● **Exercise aim**:
Copy the complete listing that follows, letter for letter.

·····

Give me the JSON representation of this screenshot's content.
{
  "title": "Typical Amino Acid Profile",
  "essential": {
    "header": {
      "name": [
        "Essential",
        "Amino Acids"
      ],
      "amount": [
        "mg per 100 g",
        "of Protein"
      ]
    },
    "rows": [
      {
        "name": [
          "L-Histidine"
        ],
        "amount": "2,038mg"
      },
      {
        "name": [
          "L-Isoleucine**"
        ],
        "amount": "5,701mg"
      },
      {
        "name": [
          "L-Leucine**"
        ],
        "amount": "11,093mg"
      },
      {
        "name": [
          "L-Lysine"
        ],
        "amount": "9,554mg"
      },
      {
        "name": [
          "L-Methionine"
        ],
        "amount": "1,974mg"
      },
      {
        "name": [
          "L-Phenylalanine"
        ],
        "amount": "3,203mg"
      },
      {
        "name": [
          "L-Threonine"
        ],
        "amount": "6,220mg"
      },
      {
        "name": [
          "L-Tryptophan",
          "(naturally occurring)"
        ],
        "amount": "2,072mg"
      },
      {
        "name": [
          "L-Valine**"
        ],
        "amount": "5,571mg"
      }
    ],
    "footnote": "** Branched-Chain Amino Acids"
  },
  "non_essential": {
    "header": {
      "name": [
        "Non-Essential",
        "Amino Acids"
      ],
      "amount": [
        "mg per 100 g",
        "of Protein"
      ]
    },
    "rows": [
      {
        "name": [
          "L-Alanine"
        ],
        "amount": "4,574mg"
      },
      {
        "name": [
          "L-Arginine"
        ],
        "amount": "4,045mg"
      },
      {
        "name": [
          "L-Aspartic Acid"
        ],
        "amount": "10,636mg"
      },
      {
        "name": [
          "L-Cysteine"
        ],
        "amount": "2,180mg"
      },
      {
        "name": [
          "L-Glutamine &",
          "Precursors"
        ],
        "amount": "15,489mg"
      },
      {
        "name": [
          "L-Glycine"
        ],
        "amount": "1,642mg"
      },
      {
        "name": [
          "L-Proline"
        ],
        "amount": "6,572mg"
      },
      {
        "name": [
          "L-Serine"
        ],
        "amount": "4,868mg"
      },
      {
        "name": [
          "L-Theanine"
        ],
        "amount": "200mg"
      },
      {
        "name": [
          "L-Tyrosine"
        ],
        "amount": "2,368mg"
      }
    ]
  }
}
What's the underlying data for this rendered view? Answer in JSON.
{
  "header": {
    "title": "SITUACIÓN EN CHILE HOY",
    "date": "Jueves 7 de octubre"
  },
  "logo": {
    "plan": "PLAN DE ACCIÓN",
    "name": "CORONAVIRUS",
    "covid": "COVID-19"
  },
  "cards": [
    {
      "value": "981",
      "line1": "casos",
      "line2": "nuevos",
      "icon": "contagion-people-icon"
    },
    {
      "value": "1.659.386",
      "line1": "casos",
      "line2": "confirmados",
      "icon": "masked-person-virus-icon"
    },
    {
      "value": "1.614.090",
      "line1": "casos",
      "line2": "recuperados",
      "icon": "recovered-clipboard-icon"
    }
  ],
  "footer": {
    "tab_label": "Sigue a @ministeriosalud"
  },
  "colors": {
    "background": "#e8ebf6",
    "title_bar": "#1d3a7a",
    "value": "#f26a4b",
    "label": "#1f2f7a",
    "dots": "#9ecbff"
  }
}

·····

● **Written answer**:
Give me the JSON representation of this screenshot's content.
{
  "title": "Typical Amino Acid Profile",
  "essential": {
    "header": {
      "name": [
        "Essential",
        "Amino Acids"
      ],
      "amount": [
        "mg per 100 g",
        "of Protein"
      ]
    },
    "rows": [
      {
        "name": [
          "L-Histidine"
        ],
        "amount": "2,038mg"
      },
      {
        "name": [
          "L-Isoleucine**"
        ],
        "amount": "5,701mg"
      },
      {
        "name": [
          "L-Leucine**"
        ],
        "amount": "11,093mg"
      },
      {
        "name": [
          "L-Lysine"
        ],
        "amount": "9,554mg"
      },
      {
        "name": [
          "L-Methionine"
        ],
        "amount": "1,974mg"
      },
      {
        "name": [
          "L-Phenylalanine"
        ],
        "amount": "3,203mg"
      },
      {
        "name": [
          "L-Threonine"
        ],
        "amount": "6,220mg"
      },
      {
        "name": [
          "L-Tryptophan",
          "(naturally occurring)"
        ],
        "amount": "2,072mg"
      },
      {
        "name": [
          "L-Valine**"
        ],
        "amount": "5,571mg"
      }
    ],
    "footnote": "** Branched-Chain Amino Acids"
  },
  "non_essential": {
    "header": {
      "name": [
        "Non-Essential",
        "Amino Acids"
      ],
      "amount": [
        "mg per 100 g",
        "of Protein"
      ]
    },
    "rows": [
      {
        "name": [
          "L-Alanine"
        ],
        "amount": "4,574mg"
      },
      {
        "name": [
          "L-Arginine"
        ],
        "amount": "4,045mg"
      },
      {
        "name": [
          "L-Aspartic Acid"
        ],
        "amount": "10,636mg"
      },
      {
        "name": [
          "L-Cysteine"
        ],
        "amount": "2,180mg"
      },
      {
        "name": [
          "L-Glutamine &",
          "Precursors"
        ],
        "amount": "15,489mg"
      },
      {
        "name": [
          "L-Glycine"
        ],
        "amount": "1,642mg"
      },
      {
        "name": [
          "L-Proline"
        ],
        "amount": "6,572mg"
      },
      {
        "name": [
          "L-Serine"
        ],
        "amount": "4,868mg"
      },
      {
        "name": [
          "L-Theanine"
        ],
        "amount": "200mg"
      },
      {
        "name": [
          "L-Tyrosine"
        ],
        "amount": "2,368mg"
      }
    ]
  }
}
What's the underlying data for this rendered view? Answer in JSON.
{
  "header": {
    "title": "SITUACIÓN EN CHILE HOY",
    "date": "Jueves 7 de octubre"
  },
  "logo": {
    "plan": "PLAN DE ACCIÓN",
    "name": "CORONAVIRUS",
    "covid": "COVID-19"
  },
  "cards": [
    {
      "value": "981",
      "line1": "casos",
      "line2": "nuevos",
      "icon": "contagion-people-icon"
    },
    {
      "value": "1.659.386",
      "line1": "casos",
      "line2": "confirmados",
      "icon": "masked-person-virus-icon"
    },
    {
      "value": "1.614.090",
      "line1": "casos",
      "line2": "recuperados",
      "icon": "recovered-clipboard-icon"
    }
  ],
  "footer": {
    "tab_label": "Sigue a @ministeriosalud"
  },
  "colors": {
    "background": "#e8ebf6",
    "title_bar": "#1d3a7a",
    "value": "#f26a4b",
    "label": "#1f2f7a",
    "dots": "#9ecbff"
  }
}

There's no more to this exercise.